» READING PASSAGE

Reputation: 23
I am trying to take a file and remove all characters that are not in the greek language. We found the unicode values for the alphabet, 880 - 1023, and were able to print out the correct characters with a simple print(unichr(880))
line. The problem is when running this code
greek ='ÏÎ'
for c in greek:
if(unichr(c) >= 880 and unichr(c) <= 1023):
print(c)
Is there a way to enter any letter or symbol that will return a unicode value. We have tested with values inside of the greek range and outside and still get the same error, UnicodeDecodeError: 'ascii' codec cannot decode byte 0xc3 in position 0: ordinal not in range(128)
Upvotes: 2
Views: 832
Reputation: 2691
You must make sure your editor saves your program in UTF-8 encoding. This depends on the text editor you use. If you use IDLE, it will suggest to add the coding
line when you save.
Also, no need to enclose conditions in parentheses, and you can use short .
This is for python 3
# -*- coding: utf-8 -*-
greek ='ÏÎ'
for c in greek:
if 880 <= ord(c) <= 1023:
print(c)
(In my screen, the two characters appear as capital I with tilde accent and capital I with circumflex accent--replace with appropriate characters).
Upvotes: 0
Reputation: 77367
You have several problems. Assuming this is python 2 (since there is no unichr
in python 3 you'd get a different error) your first problem is that you didn't initialize a unicode string in the first place.
>>> greek ='ÏÎ'
>>> len(greek)
4
These aren't 2 unicode characters... they are 4 single byte characters that also happen to be the utf-8 encodings of the unicode characters. Instead do
greek =u'ÏÎ'
Next, these are not the droids, I mean greek characters, you think they are.
>>> ord(greek[0])
207
These are codepage characters in the 128-255 range and are outside of the range you are looking for. Did you want these instead?

» PROVIDED MATERIAL
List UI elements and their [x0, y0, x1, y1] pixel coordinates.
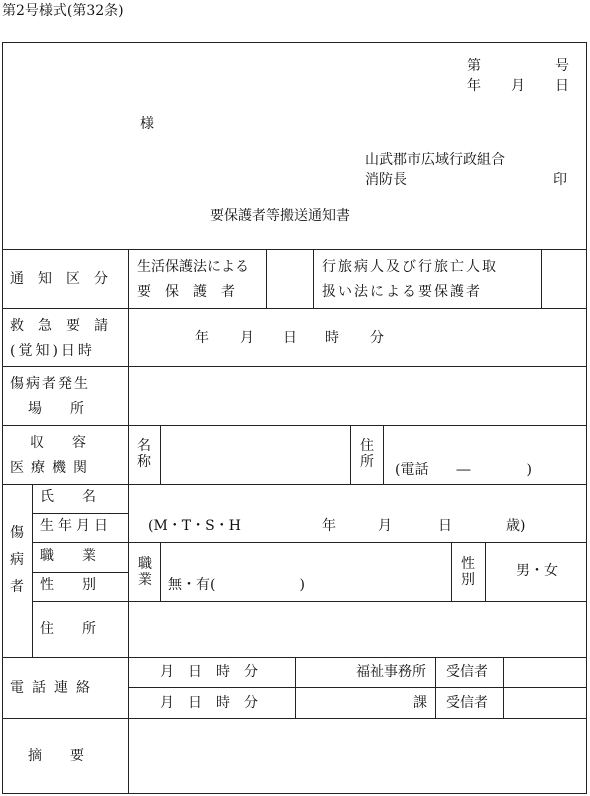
- notice-opt2-line2: 扱い法による要保護者: [322, 284, 482, 300]
- phone-contact-label: 電話連絡: [10, 680, 98, 696]
- patient-dob-label: 生年月日: [40, 518, 112, 534]
- phone-r2-office: 課: [413, 695, 427, 711]
- seal-mark: 印: [553, 172, 567, 188]
- notice-type-label: 通 知 区 分: [10, 271, 108, 287]
- emergency-label-line2: (覚知)日時: [10, 343, 95, 359]
- notice-opt2-line1: 行旅病人及び行旅亡人取: [322, 259, 498, 275]
- patient-name-field[interactable]: [129, 485, 586, 513]
- occupation-small-label: 職業: [138, 556, 152, 588]
- incident-place-field[interactable]: [129, 367, 586, 425]
- hospital-label-line2: 医療機関: [10, 460, 94, 476]
- patient-age: 歳): [506, 518, 526, 534]
- header-go: 号: [555, 58, 569, 74]
- patient-dob-year: 年: [322, 518, 336, 534]
- hospital-address-label: 住所: [360, 438, 374, 470]
- document-title: 要保護者等搬送通知書: [210, 208, 350, 224]
- patient-address-field[interactable]: [129, 602, 586, 657]
- summary-field[interactable]: [129, 719, 586, 793]
- hospital-name-field[interactable]: [161, 426, 350, 484]
- sex-value[interactable]: 男・女: [516, 563, 558, 579]
- patient-name-label: 氏 名: [40, 489, 96, 505]
- patient-dob-era: (M・T・S・H: [148, 518, 241, 534]
- phone-r2-time: 月 日 時 分: [160, 695, 258, 711]
- header-day: 日: [555, 78, 569, 94]
- phone-r2-receiver-field[interactable]: [504, 688, 586, 718]
- organization-name: 山武郡市広域行政組合: [365, 152, 505, 168]
- emergency-hour: 時: [325, 330, 339, 346]
- header-dai: 第: [467, 58, 481, 74]
- incident-place-label-line2: 場 所: [28, 401, 84, 417]
- hospital-address-field[interactable]: [384, 426, 586, 460]
- emergency-year: 年: [195, 330, 209, 346]
- patient-dob-day: 日: [438, 518, 452, 534]
- form-number: 第2号様式(第32条): [2, 3, 124, 19]
- phone-r2-receiver: 受信者: [446, 695, 488, 711]
- emergency-minute: 分: [370, 330, 384, 346]
- patient-occupation-label: 職 業: [40, 548, 96, 564]
- hospital-label-line1: 収 容: [30, 435, 86, 451]
- notice-opt1-line1: 生活保護法による: [137, 259, 249, 275]
- occupation-value[interactable]: 無・有( ): [168, 577, 305, 593]
- phone-r1-receiver-field[interactable]: [504, 658, 586, 687]
- addressee-sama: 様: [140, 116, 154, 132]
- emergency-month: 月: [240, 330, 254, 346]
- fire-chief-title: 消防長: [365, 172, 407, 188]
- notice-opt2-checkbox[interactable]: [542, 250, 586, 308]
- patient-address-label: 住 所: [40, 621, 96, 637]
- phone-r1-receiver: 受信者: [446, 664, 488, 680]
- header-year: 年: [467, 78, 481, 94]
- phone-r1-office: 福祉事務所: [356, 664, 426, 680]
- incident-place-label-line1: 傷病者発生: [10, 376, 90, 392]
- patient-group-label: 傷病者: [10, 525, 24, 595]
- hospital-name-label: 名称: [137, 438, 151, 470]
- emergency-day: 日: [283, 330, 297, 346]
- hospital-phone: (電話 ― ): [395, 462, 532, 478]
- sex-small-label: 性別: [461, 556, 475, 588]
- summary-label: 摘 要: [28, 748, 84, 764]
- header-month: 月: [511, 78, 525, 94]
- notice-opt1-checkbox[interactable]: [267, 250, 313, 308]
- notice-opt1-line2: 要 保 護 者: [137, 284, 235, 300]
- emergency-label-line1: 救 急 要 請: [10, 318, 108, 334]
- patient-sex-label: 性 別: [40, 577, 96, 593]
- patient-dob-month: 月: [378, 518, 392, 534]
- phone-r1-time: 月 日 時 分: [160, 664, 258, 680]
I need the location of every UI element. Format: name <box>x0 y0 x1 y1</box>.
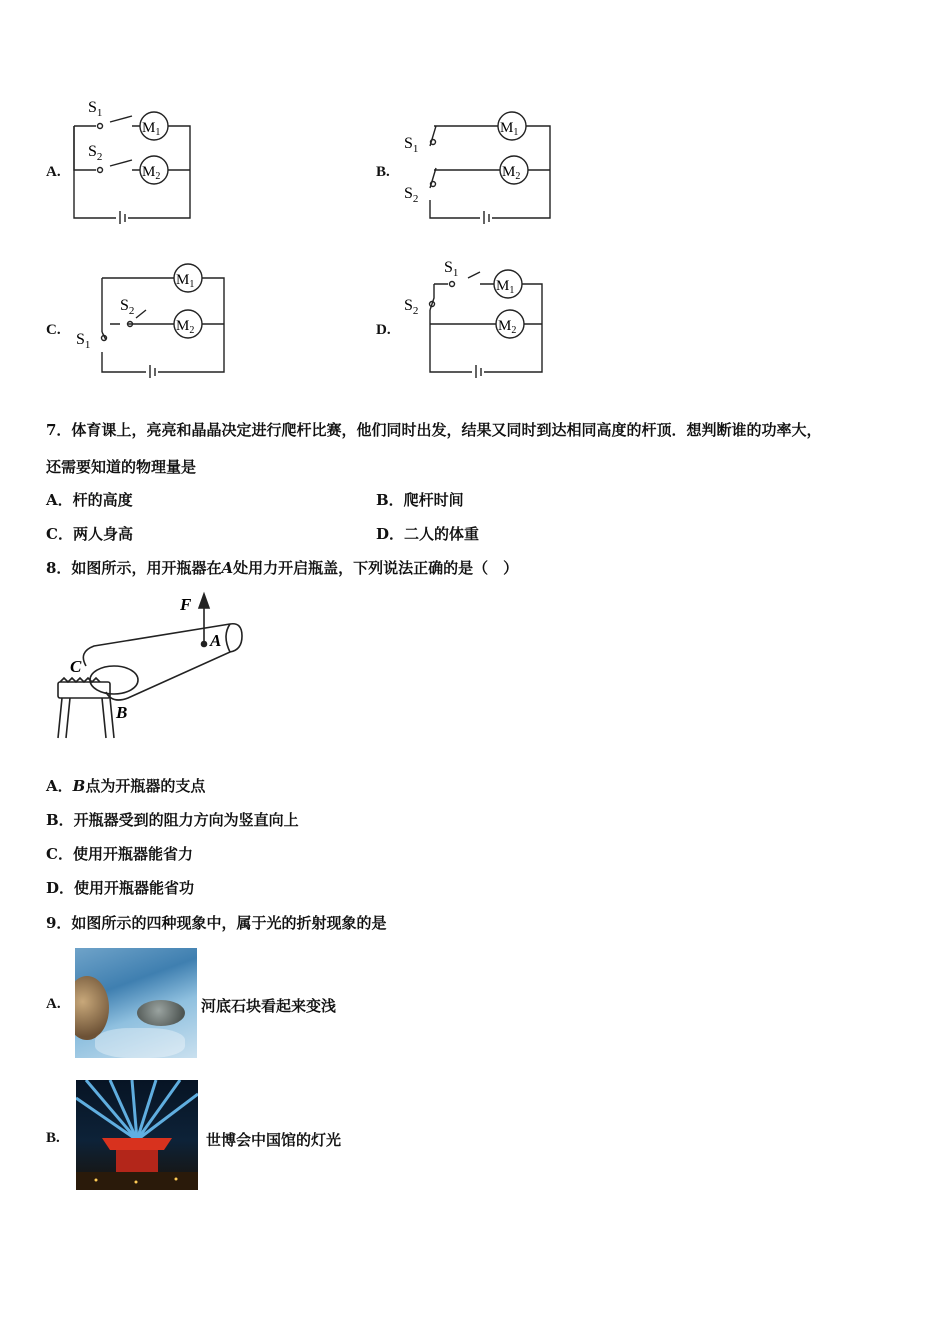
q7-option-d: D．二人的体重 <box>376 525 480 543</box>
q9-option-a-label: A. <box>46 996 61 1012</box>
q9-option-a-caption: 河底石块看起来变浅 <box>201 997 337 1015</box>
fig-label-c: C <box>70 657 82 676</box>
switch-s2-label: $S_2$ <box>88 143 103 163</box>
q8-option-a-prefix: A． <box>46 777 73 795</box>
svg-text:M1: $M_1$ <box>176 272 195 290</box>
q7-stem-line2: 还需要知道的物理量是 <box>46 458 197 476</box>
q8-option-a <box>46 776 205 796</box>
bottle-opener-figure <box>46 588 252 744</box>
q8-option-a-suffix: 点为开瓶器的支点 <box>85 777 206 795</box>
expo-pavilion-photo <box>76 1080 198 1190</box>
q6-circuit-a <box>70 92 200 224</box>
fig-label-f: F <box>180 595 192 614</box>
q6-circuit-b <box>400 108 560 224</box>
svg-text:S2: $S_2$ <box>404 297 419 317</box>
q7-stem-line1: 7．体育课上，亮亮和晶晶决定进行爬杆比赛，他们同时出发，结果又同时到达相同高度的杆顶．想判断谁的功率大， <box>46 421 822 439</box>
q6-option-b-label: B. <box>376 164 390 180</box>
q6-circuit-c <box>70 258 230 378</box>
q8-option-d: D．使用开瓶器能省功 <box>46 879 195 897</box>
q9-stem: 9．如图所示的四种现象中，属于光的折射现象的是 <box>46 914 387 932</box>
svg-text:S2: $S_2$ <box>404 185 419 205</box>
q8-option-c: C．使用开瓶器能省力 <box>46 845 193 863</box>
svg-text:S1: $S_1$ <box>444 259 459 279</box>
q6-option-d-label: D. <box>376 322 391 338</box>
light-beams-graphic <box>76 1080 198 1190</box>
q8-option-a-italic: B <box>72 777 86 795</box>
q6-option-c-label: C. <box>46 322 61 338</box>
motor-m2-label: $M_2$ <box>142 164 161 182</box>
q9-option-b-caption: 世博会中国馆的灯光 <box>206 1131 342 1149</box>
svg-text:S1: $S_1$ <box>404 135 419 155</box>
motor-m1-label: $M_1$ <box>142 120 161 138</box>
q7-option-c: C．两人身高 <box>46 525 133 543</box>
svg-text:M1: $M_1$ <box>500 120 519 138</box>
q8-stem-suffix: 处用力开启瓶盖，下列说法正确的是（ ） <box>233 559 519 577</box>
q8-stem <box>46 558 518 578</box>
q8-option-b: B．开瓶器受到的阻力方向为竖直向上 <box>46 811 299 829</box>
q8-stem-prefix: 8．如图所示，用开瓶器在 <box>46 559 222 577</box>
svg-text:S1: $S_1$ <box>76 331 91 351</box>
q8-stem-italic: A <box>221 559 234 577</box>
svg-text:M2: $M_2$ <box>502 164 521 182</box>
svg-text:M1: $M_1$ <box>496 278 515 296</box>
river-stone-photo <box>75 948 197 1058</box>
svg-text:M2: $M_2$ <box>498 318 517 336</box>
fig-label-b: B <box>116 703 128 722</box>
q9-option-b-label: B. <box>46 1130 60 1146</box>
q7-option-b: B．爬杆时间 <box>376 491 464 509</box>
fig-label-a: A <box>210 631 222 650</box>
q6-circuit-d <box>400 254 550 378</box>
svg-text:M2: $M_2$ <box>176 318 195 336</box>
svg-text:S2: $S_2$ <box>120 297 135 317</box>
switch-s1-label: $S_1$ <box>88 99 103 119</box>
q6-option-a-label: A. <box>46 164 61 180</box>
q7-option-a: A．杆的高度 <box>46 491 133 509</box>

» SET TASKS
**A.** From the forum thread on filtering Greek characters in Python, quote the passage between "Is there a way" and "use short .", inclusive.
**B.** In the forum thread on filtering Greek characters in Python, what range of unicode values was found for the Greek alphabet?
**C.** Continue the forum thread on filtering Greek characters in Python from the point where it ends.

» ANSWERS TO THE EXERCISES
**A.**
Is there a way to enter any letter or symbol that will return a unicode value. We have tested with values inside of the greek range and outside and still get the same error, UnicodeDecodeError: 'ascii' codec cannot decode byte 0xc3 in position 0: ordinal not in range(128)
Upvotes: 2
Views: 832
Reputation: 2691
You must make sure your editor saves your program in UTF-8 encoding. This depends on the text editor you use. If you use IDLE, it will suggest to add the coding
line when you save.
Also, no need to enclose conditions in parentheses, and you can use short .

**B.** 880 to 1023.

**C.**
>>> greek = u'Ϊΐ'
>>> ord(greek[0])
938
Finally, unichr
goes the wrong way... it converts ordinals to characters but you wanted to go the other way. So,
>>> for c in greek:
... if ord(c) >= 880 and ord(c) <= 1023:
... print(c)
...
Ϊ
ΐ
Upvotes: 1
Reputation: 93
unichr
accepts an integer and returns a unicode character. My first suggestion is that you replace unichr
with ord
here, since you're passing in a string and want to get back an integer that represents a unicode code point.
Now for the Unicode decode errror—I suspect that it's occurring because print
is implicitly trying to encode your unicode string, but doesn't know how to do so. You might have more luck if you explicitly encode your unicode string with utf-8. Try this:
greek = u'ÏÎ'
for c in greek:
if(ord(c) >= 880 and ord(c) <= 1023):
print(c.encode('utf-8'))
Upvotes: 2
Reputation: 21453
You definitely want to use ord
, it is like the inverse function of chr
or unichr
:
>>> x = unichr(1000)
>>> ord(x)
1000
>>> y = unichr(880)
>>> y
u'\u0370'
>>> ord(y)
880
>>> help(ord)
Help on built-in function ord in module __builtin__:
ord(...)
ord(c) -> integer
Return the integer ordinal of a one-character string.
so you pass it a unicode character and it gives you the ordinal of the character.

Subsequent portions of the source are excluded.